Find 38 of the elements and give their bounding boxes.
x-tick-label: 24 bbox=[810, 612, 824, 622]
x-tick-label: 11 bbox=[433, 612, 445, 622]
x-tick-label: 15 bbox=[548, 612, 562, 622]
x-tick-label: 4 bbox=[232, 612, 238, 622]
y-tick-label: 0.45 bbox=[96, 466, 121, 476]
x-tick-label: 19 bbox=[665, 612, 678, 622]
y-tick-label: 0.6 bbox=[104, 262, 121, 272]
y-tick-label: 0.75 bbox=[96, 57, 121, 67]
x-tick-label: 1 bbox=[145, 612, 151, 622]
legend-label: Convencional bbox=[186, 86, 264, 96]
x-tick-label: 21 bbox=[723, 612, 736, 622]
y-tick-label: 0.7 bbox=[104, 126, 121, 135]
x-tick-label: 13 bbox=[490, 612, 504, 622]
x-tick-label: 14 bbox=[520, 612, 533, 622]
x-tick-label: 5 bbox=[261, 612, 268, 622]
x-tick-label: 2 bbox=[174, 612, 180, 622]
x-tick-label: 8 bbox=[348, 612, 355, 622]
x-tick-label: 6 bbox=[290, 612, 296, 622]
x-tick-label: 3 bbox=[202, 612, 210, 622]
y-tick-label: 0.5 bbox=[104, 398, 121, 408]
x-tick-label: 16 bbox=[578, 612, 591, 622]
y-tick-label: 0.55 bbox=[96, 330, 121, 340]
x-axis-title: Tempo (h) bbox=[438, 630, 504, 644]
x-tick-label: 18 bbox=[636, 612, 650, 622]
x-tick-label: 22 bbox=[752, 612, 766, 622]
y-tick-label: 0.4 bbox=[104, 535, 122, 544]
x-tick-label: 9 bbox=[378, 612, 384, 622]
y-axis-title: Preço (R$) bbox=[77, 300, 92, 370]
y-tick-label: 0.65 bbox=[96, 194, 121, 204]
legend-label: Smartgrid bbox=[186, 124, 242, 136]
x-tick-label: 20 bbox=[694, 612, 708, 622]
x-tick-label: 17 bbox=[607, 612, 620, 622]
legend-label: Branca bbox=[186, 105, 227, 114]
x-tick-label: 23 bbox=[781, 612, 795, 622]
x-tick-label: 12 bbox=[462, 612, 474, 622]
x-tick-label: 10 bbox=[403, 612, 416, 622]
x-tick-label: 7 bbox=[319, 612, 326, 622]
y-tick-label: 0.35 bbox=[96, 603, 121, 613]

> _Exercise requirements_
Reproduce every line of the records above verbatim, keeping the original order.

> _Answer to this problem_
Find 38 of the elements and give their bounding boxes.
x-tick-label: 24 bbox=[810, 612, 824, 622]
x-tick-label: 11 bbox=[433, 612, 445, 622]
x-tick-label: 15 bbox=[548, 612, 562, 622]
x-tick-label: 4 bbox=[232, 612, 238, 622]
y-tick-label: 0.45 bbox=[96, 466, 121, 476]
x-tick-label: 19 bbox=[665, 612, 678, 622]
y-tick-label: 0.6 bbox=[104, 262, 121, 272]
y-tick-label: 0.75 bbox=[96, 57, 121, 67]
x-tick-label: 1 bbox=[145, 612, 151, 622]
legend-label: Convencional bbox=[186, 86, 264, 96]
x-tick-label: 21 bbox=[723, 612, 736, 622]
y-tick-label: 0.7 bbox=[104, 126, 121, 135]
x-tick-label: 13 bbox=[490, 612, 504, 622]
x-tick-label: 14 bbox=[520, 612, 533, 622]
x-tick-label: 5 bbox=[261, 612, 268, 622]
x-tick-label: 2 bbox=[174, 612, 180, 622]
x-tick-label: 8 bbox=[348, 612, 355, 622]
x-tick-label: 6 bbox=[290, 612, 296, 622]
x-tick-label: 3 bbox=[202, 612, 210, 622]
y-tick-label: 0.5 bbox=[104, 398, 121, 408]
x-tick-label: 16 bbox=[578, 612, 591, 622]
y-tick-label: 0.55 bbox=[96, 330, 121, 340]
x-axis-title: Tempo (h) bbox=[438, 630, 504, 644]
x-tick-label: 18 bbox=[636, 612, 650, 622]
x-tick-label: 22 bbox=[752, 612, 766, 622]
y-tick-label: 0.4 bbox=[104, 535, 122, 544]
x-tick-label: 9 bbox=[378, 612, 384, 622]
y-axis-title: Preço (R$) bbox=[77, 300, 92, 370]
y-tick-label: 0.65 bbox=[96, 194, 121, 204]
legend-label: Smartgrid bbox=[186, 124, 242, 136]
x-tick-label: 20 bbox=[694, 612, 708, 622]
x-tick-label: 17 bbox=[607, 612, 620, 622]
legend-label: Branca bbox=[186, 105, 227, 114]
x-tick-label: 23 bbox=[781, 612, 795, 622]
x-tick-label: 12 bbox=[462, 612, 474, 622]
x-tick-label: 10 bbox=[403, 612, 416, 622]
x-tick-label: 7 bbox=[319, 612, 326, 622]
y-tick-label: 0.35 bbox=[96, 603, 121, 613]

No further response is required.